Published on: March 10, 2023

Area of Science:

  • Energy Science
  • Environmental Science
  • Materials Science

Background:

  • The 21st century highlights the unsustainability of fossil fuels, citing energy demand, oil depletion, CO2 emissions, and economic dependence.
  • A significant shift towards renewable energy sources is imperative for a sustainable future.
  • Efficient conversion and storage of renewable energy present major challenges.

Purpose of the Study:

  • To explore challenges and alternatives in renewable energy storage.
  • To evaluate synthetic hydrocarbons as a CO2-neutral energy carrier.
  • To assess the viability of using existing infrastructure for synthetic hydrocarbon utilization.

Main Methods:

  • Review of current energy storage limitations and renewable energy conversion technologies.
  • Analysis of hydrogen production via electrolysis and its storage challenges.
  • Investigation of synthetic hydrocarbon production from hydrogen and atmospheric CO2.

Main Results:

  • Direct hydrogen storage faces material and system energy density limitations.
  • Synthetic hydrocarbons offer a CO2-neutral alternative, comparable in storage to fossil fuels.
  • These synthetic fuels are compatible with conventional combustion engines and turbines.

Conclusions:

  • Synthetic hydrocarbons present a promising CO2-neutral energy storage solution.
  • Their compatibility with existing infrastructure facilitates a smoother transition from fossil fuels.
  • Further research into efficient production and storage systems is warranted.

Given information =>
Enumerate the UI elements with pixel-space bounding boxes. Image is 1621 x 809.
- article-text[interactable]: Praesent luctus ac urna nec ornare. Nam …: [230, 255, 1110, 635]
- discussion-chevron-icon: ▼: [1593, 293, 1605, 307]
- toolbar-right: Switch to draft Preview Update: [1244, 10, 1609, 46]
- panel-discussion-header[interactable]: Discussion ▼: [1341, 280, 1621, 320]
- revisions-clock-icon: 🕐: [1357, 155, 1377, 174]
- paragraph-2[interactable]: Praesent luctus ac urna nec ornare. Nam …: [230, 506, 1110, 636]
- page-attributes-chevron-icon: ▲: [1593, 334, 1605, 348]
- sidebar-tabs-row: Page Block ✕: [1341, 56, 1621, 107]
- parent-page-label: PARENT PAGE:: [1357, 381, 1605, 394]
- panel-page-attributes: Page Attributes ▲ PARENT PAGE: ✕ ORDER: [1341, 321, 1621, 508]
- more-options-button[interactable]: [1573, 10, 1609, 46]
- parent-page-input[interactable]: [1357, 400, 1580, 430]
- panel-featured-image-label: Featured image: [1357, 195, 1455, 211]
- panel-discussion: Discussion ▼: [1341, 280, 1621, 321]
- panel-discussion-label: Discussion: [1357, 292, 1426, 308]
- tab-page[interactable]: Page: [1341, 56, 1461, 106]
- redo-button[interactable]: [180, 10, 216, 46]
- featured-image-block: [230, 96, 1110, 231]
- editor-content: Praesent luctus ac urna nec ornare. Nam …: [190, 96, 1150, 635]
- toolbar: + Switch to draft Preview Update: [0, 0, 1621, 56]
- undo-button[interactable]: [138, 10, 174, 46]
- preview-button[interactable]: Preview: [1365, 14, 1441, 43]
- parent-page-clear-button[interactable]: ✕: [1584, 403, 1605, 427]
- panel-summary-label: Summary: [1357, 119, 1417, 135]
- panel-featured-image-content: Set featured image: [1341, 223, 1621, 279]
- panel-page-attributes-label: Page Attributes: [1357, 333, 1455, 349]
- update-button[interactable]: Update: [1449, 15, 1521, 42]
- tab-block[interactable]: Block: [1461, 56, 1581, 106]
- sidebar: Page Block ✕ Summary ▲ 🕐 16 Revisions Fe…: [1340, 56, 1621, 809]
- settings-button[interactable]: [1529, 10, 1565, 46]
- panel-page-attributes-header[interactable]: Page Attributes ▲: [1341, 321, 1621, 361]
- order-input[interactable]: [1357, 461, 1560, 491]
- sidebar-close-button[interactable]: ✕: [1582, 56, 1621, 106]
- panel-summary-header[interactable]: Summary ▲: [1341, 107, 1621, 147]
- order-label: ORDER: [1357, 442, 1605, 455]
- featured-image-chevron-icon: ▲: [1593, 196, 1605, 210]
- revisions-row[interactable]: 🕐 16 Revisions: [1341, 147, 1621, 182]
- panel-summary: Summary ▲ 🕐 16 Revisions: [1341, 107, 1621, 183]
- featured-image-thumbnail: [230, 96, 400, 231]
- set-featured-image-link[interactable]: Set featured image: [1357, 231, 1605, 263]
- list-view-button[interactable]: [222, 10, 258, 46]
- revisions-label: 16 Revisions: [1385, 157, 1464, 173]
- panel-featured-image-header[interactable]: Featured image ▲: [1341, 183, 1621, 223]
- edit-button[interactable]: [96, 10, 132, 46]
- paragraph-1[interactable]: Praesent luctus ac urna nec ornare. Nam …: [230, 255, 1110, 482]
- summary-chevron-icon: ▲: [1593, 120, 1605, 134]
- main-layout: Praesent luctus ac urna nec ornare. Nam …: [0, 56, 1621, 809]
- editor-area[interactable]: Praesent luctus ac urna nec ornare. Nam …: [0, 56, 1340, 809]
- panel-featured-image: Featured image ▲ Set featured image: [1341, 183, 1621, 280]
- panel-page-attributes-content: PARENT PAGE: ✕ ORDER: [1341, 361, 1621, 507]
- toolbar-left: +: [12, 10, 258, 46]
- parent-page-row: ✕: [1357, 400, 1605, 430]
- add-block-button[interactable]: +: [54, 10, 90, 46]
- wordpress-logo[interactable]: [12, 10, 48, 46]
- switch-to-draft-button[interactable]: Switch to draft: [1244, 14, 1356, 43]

Task statement => According to the synthetic hydrocarbons summary, what limitations does direct hydrogen storage face? The lines have nothing to do with what follows and can be skipped.

Task output => Material and system energy density limitations.